Results From a First‐in‐Human Study of BNZ‐1, a Selective Multicytokine Inhibitor Targeting Members of the Common Gamma (γc) Family of Cytokines

Pathologic roles of interleukin (IL)‐2, IL‐9, and IL‐15, have been implicated in multiple T‐cell malignancies and autoimmune diseases. BNZ‐1 is a selective and simultaneous inhibitor of IL‐2, IL‐9, and IL‐15, which targets the common gamma chain signaling receptor subunit. In this first‐in‐human study, 18 healthy adults (n = 3/cohort) received an intravenous dose of 0.2, 0.4, 0.8, 1.6, 3.2, or 6.4 mg/kg infused over ≤5 minutes on day 1 and were followed for 30 days for safety and pharmacokinetic/pharmacodynamic sample collection. No dose‐limiting toxicities, infusion reactions, or serious or severe treatment‐emergent adverse events were observed. Headache was the only treatment‐emergent adverse event in >1 subject (n = 3). Peak and total BNZ‐1 exposure was generally dose proportional, with a terminal elimination half‐life of ∼5 days. Pharmacodynamic effects of BNZ‐1 on regulatory T cells (Tregs, IL‐2), natural killer (NK) cells (IL‐15) and CD8 central memory T cells (Tcm, IL‐15) were measured by flow cytometry and used to demonstrate target engagement. For Tregs, 0.2 mg/kg was an inactive dose, while a maximum ∼50% to 60% decrease from baseline was observed on day 4 after doses of 0.4 to 1.6 mg/kg, and higher doses produced an 80% to 93% decrease from baseline on day 15. Similar pharmacodynamic trends were observed for natural killer cells and CD8 Tcm, although decreases in CD8 Tcm were more prolonged. These subpopulations returned to/toward baseline by day 31. T cells (total, CD4, and CD8), B cells, and monocytes were unchanged throughout. These preliminary results suggest that BNZ‐1 safely and selectively inhibits IL‐2 and IL‐15, which results in robust, reversible immunomodulation.

— Work item —
Answer from the BNZ‐1 study text above:
(a) How many healthy adults received a dose in the study?
(b) What was the terminal elimination half‐life of BNZ‐1?
(c) Which dose was inactive for regulatory T cells?

— Collected data —
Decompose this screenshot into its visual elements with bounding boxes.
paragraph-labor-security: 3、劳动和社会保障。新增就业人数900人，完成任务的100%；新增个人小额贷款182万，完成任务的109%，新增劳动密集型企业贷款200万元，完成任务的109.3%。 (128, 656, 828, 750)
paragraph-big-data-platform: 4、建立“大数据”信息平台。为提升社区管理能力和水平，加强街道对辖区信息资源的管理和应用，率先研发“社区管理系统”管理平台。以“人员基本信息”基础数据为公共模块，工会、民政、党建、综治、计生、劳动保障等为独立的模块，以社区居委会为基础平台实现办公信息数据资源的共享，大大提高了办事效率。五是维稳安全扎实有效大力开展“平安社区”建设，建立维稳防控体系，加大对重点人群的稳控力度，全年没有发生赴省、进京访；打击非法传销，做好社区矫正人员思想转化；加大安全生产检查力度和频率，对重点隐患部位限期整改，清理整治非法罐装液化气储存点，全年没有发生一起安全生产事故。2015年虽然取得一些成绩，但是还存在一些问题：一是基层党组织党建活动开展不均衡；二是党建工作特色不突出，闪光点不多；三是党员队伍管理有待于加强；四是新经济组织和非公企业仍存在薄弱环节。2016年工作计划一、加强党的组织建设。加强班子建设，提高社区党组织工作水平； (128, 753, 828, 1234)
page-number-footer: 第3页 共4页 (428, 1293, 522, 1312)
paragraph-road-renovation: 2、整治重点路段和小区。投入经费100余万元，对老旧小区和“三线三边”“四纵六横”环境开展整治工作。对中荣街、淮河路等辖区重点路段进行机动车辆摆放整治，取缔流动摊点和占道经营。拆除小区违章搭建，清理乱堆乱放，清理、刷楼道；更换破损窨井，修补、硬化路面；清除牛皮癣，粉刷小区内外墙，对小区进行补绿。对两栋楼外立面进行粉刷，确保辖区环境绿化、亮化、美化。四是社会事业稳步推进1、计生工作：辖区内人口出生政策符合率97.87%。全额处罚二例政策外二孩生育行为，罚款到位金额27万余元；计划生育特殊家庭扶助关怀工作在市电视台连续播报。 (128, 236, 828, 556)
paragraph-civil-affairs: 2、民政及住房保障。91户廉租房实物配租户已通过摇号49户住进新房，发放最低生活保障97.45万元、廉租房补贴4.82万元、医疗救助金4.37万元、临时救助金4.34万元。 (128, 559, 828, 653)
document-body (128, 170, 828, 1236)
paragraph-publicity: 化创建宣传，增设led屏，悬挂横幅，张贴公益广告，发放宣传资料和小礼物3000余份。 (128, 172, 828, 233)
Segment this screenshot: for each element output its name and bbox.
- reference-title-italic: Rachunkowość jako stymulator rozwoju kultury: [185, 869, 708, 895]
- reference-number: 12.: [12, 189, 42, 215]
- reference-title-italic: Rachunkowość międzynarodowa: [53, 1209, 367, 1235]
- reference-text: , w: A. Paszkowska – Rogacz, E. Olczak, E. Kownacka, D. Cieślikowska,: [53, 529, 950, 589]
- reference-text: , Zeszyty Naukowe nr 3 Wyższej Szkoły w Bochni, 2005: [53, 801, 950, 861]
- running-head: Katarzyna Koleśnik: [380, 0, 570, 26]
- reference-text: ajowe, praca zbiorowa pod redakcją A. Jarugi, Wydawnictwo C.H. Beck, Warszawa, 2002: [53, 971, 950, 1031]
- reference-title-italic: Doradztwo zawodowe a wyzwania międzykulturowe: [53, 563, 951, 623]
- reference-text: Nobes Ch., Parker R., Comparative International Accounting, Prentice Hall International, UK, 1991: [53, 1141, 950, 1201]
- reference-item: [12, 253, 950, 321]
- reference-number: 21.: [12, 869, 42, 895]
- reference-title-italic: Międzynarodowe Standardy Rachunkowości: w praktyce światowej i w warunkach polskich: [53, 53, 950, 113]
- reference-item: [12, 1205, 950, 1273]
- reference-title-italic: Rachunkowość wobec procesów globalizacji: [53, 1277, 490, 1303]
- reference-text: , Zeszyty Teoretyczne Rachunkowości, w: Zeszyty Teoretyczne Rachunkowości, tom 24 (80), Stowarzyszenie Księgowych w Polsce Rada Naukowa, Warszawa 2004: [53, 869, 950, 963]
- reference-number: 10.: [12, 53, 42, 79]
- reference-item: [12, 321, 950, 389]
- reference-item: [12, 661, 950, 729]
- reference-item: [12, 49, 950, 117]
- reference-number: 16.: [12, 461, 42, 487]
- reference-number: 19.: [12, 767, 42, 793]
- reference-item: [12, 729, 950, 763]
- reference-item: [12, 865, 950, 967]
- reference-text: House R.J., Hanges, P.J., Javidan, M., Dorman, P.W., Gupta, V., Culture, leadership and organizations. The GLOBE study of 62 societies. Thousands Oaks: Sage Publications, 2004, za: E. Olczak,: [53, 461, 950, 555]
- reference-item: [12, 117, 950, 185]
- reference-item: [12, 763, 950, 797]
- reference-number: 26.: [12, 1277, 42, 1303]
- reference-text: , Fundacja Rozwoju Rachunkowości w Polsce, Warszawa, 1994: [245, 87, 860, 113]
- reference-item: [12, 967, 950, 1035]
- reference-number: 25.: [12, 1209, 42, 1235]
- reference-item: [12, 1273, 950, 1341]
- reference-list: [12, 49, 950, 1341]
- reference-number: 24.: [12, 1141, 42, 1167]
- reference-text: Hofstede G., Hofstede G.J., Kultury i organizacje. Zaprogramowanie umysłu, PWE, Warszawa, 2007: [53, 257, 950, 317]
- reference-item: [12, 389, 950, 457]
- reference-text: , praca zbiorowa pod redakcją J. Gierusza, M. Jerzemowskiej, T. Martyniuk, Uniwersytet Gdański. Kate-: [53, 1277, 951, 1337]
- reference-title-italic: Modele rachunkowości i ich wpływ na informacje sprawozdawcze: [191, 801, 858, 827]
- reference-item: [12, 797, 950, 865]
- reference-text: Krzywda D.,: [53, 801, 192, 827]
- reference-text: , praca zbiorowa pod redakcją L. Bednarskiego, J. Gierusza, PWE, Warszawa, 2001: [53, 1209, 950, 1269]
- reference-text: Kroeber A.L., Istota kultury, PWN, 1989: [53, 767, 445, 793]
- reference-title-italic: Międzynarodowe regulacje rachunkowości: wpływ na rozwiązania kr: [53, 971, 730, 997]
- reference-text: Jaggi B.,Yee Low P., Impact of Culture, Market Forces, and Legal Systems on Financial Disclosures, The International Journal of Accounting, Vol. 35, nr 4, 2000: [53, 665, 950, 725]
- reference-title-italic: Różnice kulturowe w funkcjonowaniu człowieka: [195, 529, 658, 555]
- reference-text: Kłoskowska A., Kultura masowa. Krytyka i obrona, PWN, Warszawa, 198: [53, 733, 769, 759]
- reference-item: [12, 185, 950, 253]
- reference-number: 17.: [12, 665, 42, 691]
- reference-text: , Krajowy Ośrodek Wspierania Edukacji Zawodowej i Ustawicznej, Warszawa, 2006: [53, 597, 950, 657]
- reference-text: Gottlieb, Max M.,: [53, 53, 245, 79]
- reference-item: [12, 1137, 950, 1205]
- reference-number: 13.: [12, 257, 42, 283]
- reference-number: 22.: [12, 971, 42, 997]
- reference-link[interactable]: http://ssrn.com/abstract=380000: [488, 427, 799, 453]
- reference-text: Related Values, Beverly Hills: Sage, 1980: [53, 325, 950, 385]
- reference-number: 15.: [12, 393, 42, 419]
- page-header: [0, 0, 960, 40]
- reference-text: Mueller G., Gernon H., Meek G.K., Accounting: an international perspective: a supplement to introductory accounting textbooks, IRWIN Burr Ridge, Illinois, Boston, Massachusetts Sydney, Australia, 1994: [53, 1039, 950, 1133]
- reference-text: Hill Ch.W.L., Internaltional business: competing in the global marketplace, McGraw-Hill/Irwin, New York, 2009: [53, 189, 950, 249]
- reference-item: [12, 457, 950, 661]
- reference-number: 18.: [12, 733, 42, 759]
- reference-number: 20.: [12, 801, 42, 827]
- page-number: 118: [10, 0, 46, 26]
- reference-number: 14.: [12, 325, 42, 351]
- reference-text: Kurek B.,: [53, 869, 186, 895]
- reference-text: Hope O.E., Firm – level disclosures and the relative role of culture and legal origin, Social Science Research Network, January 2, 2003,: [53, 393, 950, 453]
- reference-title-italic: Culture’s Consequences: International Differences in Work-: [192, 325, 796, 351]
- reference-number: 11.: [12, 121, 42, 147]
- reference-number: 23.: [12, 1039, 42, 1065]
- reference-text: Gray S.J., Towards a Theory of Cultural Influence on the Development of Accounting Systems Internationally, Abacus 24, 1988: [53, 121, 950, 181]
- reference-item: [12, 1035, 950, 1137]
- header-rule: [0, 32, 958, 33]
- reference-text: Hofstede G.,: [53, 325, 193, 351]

— Answer area —
(a) 18
(b) About 5 days
(c) 0.2 mg/kg